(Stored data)
────────────────────

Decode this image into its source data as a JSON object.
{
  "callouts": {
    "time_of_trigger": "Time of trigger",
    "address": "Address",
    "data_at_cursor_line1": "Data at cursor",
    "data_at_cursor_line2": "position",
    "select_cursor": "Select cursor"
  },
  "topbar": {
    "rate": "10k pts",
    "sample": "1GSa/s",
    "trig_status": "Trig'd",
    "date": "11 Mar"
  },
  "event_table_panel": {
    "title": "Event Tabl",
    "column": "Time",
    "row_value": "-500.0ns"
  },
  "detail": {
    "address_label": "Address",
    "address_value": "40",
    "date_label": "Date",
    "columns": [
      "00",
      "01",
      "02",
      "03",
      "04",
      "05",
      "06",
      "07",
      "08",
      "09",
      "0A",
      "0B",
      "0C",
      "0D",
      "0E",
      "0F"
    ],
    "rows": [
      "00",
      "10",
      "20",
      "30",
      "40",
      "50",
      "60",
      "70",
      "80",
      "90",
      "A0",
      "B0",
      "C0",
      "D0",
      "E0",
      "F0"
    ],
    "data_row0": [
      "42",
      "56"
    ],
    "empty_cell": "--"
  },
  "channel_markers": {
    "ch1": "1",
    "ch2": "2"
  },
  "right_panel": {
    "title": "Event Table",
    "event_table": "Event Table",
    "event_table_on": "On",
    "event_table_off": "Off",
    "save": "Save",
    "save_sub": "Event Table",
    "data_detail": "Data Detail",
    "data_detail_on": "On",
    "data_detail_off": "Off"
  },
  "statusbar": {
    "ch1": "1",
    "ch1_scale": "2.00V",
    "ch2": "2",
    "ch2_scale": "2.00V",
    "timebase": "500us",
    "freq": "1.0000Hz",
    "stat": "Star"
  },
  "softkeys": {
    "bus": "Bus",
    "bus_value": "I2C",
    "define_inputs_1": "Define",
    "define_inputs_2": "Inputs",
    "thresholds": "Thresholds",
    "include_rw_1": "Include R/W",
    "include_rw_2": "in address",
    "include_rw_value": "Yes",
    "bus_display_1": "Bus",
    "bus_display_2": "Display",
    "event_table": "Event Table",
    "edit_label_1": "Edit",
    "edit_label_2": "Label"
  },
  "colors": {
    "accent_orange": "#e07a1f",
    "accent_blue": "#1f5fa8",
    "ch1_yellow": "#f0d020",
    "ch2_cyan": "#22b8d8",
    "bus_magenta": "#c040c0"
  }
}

────────────────────

** Task description **
Repeat the data above exactly.

** Answer to this task **
Decode this image into its source data as a JSON object.
{
  "callouts": {
    "time_of_trigger": "Time of trigger",
    "address": "Address",
    "data_at_cursor_line1": "Data at cursor",
    "data_at_cursor_line2": "position",
    "select_cursor": "Select cursor"
  },
  "topbar": {
    "rate": "10k pts",
    "sample": "1GSa/s",
    "trig_status": "Trig'd",
    "date": "11 Mar"
  },
  "event_table_panel": {
    "title": "Event Tabl",
    "column": "Time",
    "row_value": "-500.0ns"
  },
  "detail": {
    "address_label": "Address",
    "address_value": "40",
    "date_label": "Date",
    "columns": [
      "00",
      "01",
      "02",
      "03",
      "04",
      "05",
      "06",
      "07",
      "08",
      "09",
      "0A",
      "0B",
      "0C",
      "0D",
      "0E",
      "0F"
    ],
    "rows": [
      "00",
      "10",
      "20",
      "30",
      "40",
      "50",
      "60",
      "70",
      "80",
      "90",
      "A0",
      "B0",
      "C0",
      "D0",
      "E0",
      "F0"
    ],
    "data_row0": [
      "42",
      "56"
    ],
    "empty_cell": "--"
  },
  "channel_markers": {
    "ch1": "1",
    "ch2": "2"
  },
  "right_panel": {
    "title": "Event Table",
    "event_table": "Event Table",
    "event_table_on": "On",
    "event_table_off": "Off",
    "save": "Save",
    "save_sub": "Event Table",
    "data_detail": "Data Detail",
    "data_detail_on": "On",
    "data_detail_off": "Off"
  },
  "statusbar": {
    "ch1": "1",
    "ch1_scale": "2.00V",
    "ch2": "2",
    "ch2_scale": "2.00V",
    "timebase": "500us",
    "freq": "1.0000Hz",
    "stat": "Star"
  },
  "softkeys": {
    "bus": "Bus",
    "bus_value": "I2C",
    "define_inputs_1": "Define",
    "define_inputs_2": "Inputs",
    "thresholds": "Thresholds",
    "include_rw_1": "Include R/W",
    "include_rw_2": "in address",
    "include_rw_value": "Yes",
    "bus_display_1": "Bus",
    "bus_display_2": "Display",
    "event_table": "Event Table",
    "edit_label_1": "Edit",
    "edit_label_2": "Label"
  },
  "colors": {
    "accent_orange": "#e07a1f",
    "accent_blue": "#1f5fa8",
    "ch1_yellow": "#f0d020",
    "ch2_cyan": "#22b8d8",
    "bus_magenta": "#c040c0"
  }
}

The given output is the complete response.